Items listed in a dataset

╔══

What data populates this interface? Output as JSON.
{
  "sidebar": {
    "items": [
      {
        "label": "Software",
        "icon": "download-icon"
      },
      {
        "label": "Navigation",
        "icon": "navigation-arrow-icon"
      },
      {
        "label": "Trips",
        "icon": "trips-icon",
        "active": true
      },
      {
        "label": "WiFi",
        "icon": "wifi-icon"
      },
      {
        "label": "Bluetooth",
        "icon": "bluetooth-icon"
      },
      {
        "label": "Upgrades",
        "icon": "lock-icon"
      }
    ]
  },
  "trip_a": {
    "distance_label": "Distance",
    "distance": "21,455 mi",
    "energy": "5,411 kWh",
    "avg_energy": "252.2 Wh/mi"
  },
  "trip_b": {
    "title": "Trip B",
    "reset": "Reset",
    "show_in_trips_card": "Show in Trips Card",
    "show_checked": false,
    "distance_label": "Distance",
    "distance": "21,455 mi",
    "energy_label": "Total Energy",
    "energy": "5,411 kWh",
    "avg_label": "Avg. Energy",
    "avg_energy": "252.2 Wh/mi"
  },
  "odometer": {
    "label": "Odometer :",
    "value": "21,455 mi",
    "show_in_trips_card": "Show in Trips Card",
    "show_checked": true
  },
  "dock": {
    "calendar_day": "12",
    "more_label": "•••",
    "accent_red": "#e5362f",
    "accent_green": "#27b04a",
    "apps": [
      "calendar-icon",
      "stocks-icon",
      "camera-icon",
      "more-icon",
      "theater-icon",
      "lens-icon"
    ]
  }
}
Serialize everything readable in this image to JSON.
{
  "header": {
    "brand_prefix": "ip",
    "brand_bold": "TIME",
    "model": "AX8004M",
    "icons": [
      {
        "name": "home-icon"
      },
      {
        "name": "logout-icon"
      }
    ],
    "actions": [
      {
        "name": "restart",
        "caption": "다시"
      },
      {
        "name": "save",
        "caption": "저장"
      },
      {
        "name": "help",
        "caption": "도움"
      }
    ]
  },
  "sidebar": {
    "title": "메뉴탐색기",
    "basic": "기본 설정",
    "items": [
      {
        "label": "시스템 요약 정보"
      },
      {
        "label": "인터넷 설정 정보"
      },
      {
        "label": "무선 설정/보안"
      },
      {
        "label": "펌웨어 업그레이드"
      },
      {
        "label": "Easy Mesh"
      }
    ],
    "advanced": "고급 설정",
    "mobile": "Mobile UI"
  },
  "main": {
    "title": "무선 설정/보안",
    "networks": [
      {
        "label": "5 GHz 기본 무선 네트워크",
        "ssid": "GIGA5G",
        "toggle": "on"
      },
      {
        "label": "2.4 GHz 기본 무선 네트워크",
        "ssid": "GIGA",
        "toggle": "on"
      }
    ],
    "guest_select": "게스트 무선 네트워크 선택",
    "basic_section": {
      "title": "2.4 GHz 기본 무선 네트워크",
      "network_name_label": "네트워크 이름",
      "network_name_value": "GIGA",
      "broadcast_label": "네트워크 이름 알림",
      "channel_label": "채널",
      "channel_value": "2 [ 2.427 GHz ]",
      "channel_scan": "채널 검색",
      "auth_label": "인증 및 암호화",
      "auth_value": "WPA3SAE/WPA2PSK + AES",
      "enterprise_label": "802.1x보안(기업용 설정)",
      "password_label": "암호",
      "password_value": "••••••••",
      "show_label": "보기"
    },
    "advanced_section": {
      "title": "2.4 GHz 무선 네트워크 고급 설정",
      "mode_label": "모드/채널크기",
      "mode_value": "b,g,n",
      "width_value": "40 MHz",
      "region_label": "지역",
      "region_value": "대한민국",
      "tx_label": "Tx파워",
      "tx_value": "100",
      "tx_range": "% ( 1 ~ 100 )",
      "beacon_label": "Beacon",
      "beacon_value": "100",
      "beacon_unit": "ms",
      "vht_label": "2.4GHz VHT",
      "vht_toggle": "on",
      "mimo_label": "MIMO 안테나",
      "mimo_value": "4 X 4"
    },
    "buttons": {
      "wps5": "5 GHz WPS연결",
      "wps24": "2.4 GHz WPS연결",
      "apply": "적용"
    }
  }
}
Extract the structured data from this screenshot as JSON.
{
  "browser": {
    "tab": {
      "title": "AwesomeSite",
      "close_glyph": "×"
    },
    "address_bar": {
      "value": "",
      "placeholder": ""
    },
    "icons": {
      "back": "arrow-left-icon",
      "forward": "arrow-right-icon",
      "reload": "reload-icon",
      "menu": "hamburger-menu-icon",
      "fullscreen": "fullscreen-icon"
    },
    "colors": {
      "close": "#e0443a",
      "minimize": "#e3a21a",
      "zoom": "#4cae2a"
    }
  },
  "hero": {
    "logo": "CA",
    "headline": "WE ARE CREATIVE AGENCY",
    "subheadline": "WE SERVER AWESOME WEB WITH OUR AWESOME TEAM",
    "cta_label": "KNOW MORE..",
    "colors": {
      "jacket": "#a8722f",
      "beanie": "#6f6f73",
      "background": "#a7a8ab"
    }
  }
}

╚══

**EXERCISE REQUIREMENTS:**
Write out the complete set of records exactly as given.

**RESPONSE BELOW:**
What data populates this interface? Output as JSON.
{
  "sidebar": {
    "items": [
      {
        "label": "Software",
        "icon": "download-icon"
      },
      {
        "label": "Navigation",
        "icon": "navigation-arrow-icon"
      },
      {
        "label": "Trips",
        "icon": "trips-icon",
        "active": true
      },
      {
        "label": "WiFi",
        "icon": "wifi-icon"
      },
      {
        "label": "Bluetooth",
        "icon": "bluetooth-icon"
      },
      {
        "label": "Upgrades",
        "icon": "lock-icon"
      }
    ]
  },
  "trip_a": {
    "distance_label": "Distance",
    "distance": "21,455 mi",
    "energy": "5,411 kWh",
    "avg_energy": "252.2 Wh/mi"
  },
  "trip_b": {
    "title": "Trip B",
    "reset": "Reset",
    "show_in_trips_card": "Show in Trips Card",
    "show_checked": false,
    "distance_label": "Distance",
    "distance": "21,455 mi",
    "energy_label": "Total Energy",
    "energy": "5,411 kWh",
    "avg_label": "Avg. Energy",
    "avg_energy": "252.2 Wh/mi"
  },
  "odometer": {
    "label": "Odometer :",
    "value": "21,455 mi",
    "show_in_trips_card": "Show in Trips Card",
    "show_checked": true
  },
  "dock": {
    "calendar_day": "12",
    "more_label": "•••",
    "accent_red": "#e5362f",
    "accent_green": "#27b04a",
    "apps": [
      "calendar-icon",
      "stocks-icon",
      "camera-icon",
      "more-icon",
      "theater-icon",
      "lens-icon"
    ]
  }
}
Serialize everything readable in this image to JSON.
{
  "header": {
    "brand_prefix": "ip",
    "brand_bold": "TIME",
    "model": "AX8004M",
    "icons": [
      {
        "name": "home-icon"
      },
      {
        "name": "logout-icon"
      }
    ],
    "actions": [
      {
        "name": "restart",
        "caption": "다시"
      },
      {
        "name": "save",
        "caption": "저장"
      },
      {
        "name": "help",
        "caption": "도움"
      }
    ]
  },
  "sidebar": {
    "title": "메뉴탐색기",
    "basic": "기본 설정",
    "items": [
      {
        "label": "시스템 요약 정보"
      },
      {
        "label": "인터넷 설정 정보"
      },
      {
        "label": "무선 설정/보안"
      },
      {
        "label": "펌웨어 업그레이드"
      },
      {
        "label": "Easy Mesh"
      }
    ],
    "advanced": "고급 설정",
    "mobile": "Mobile UI"
  },
  "main": {
    "title": "무선 설정/보안",
    "networks": [
      {
        "label": "5 GHz 기본 무선 네트워크",
        "ssid": "GIGA5G",
        "toggle": "on"
      },
      {
        "label": "2.4 GHz 기본 무선 네트워크",
        "ssid": "GIGA",
        "toggle": "on"
      }
    ],
    "guest_select": "게스트 무선 네트워크 선택",
    "basic_section": {
      "title": "2.4 GHz 기본 무선 네트워크",
      "network_name_label": "네트워크 이름",
      "network_name_value": "GIGA",
      "broadcast_label": "네트워크 이름 알림",
      "channel_label": "채널",
      "channel_value": "2 [ 2.427 GHz ]",
      "channel_scan": "채널 검색",
      "auth_label": "인증 및 암호화",
      "auth_value": "WPA3SAE/WPA2PSK + AES",
      "enterprise_label": "802.1x보안(기업용 설정)",
      "password_label": "암호",
      "password_value": "••••••••",
      "show_label": "보기"
    },
    "advanced_section": {
      "title": "2.4 GHz 무선 네트워크 고급 설정",
      "mode_label": "모드/채널크기",
      "mode_value": "b,g,n",
      "width_value": "40 MHz",
      "region_label": "지역",
      "region_value": "대한민국",
      "tx_label": "Tx파워",
      "tx_value": "100",
      "tx_range": "% ( 1 ~ 100 )",
      "beacon_label": "Beacon",
      "beacon_value": "100",
      "beacon_unit": "ms",
      "vht_label": "2.4GHz VHT",
      "vht_toggle": "on",
      "mimo_label": "MIMO 안테나",
      "mimo_value": "4 X 4"
    },
    "buttons": {
      "wps5": "5 GHz WPS연결",
      "wps24": "2.4 GHz WPS연결",
      "apply": "적용"
    }
  }
}
Extract the structured data from this screenshot as JSON.
{
  "browser": {
    "tab": {
      "title": "AwesomeSite",
      "close_glyph": "×"
    },
    "address_bar": {
      "value": "",
      "placeholder": ""
    },
    "icons": {
      "back": "arrow-left-icon",
      "forward": "arrow-right-icon",
      "reload": "reload-icon",
      "menu": "hamburger-menu-icon",
      "fullscreen": "fullscreen-icon"
    },
    "colors": {
      "close": "#e0443a",
      "minimize": "#e3a21a",
      "zoom": "#4cae2a"
    }
  },
  "hero": {
    "logo": "CA",
    "headline": "WE ARE CREATIVE AGENCY",
    "subheadline": "WE SERVER AWESOME WEB WITH OUR AWESOME TEAM",
    "cta_label": "KNOW MORE..",
    "colors": {
      "jacket": "#a8722f",
      "beanie": "#6f6f73",
      "background": "#a7a8ab"
    }
  }
}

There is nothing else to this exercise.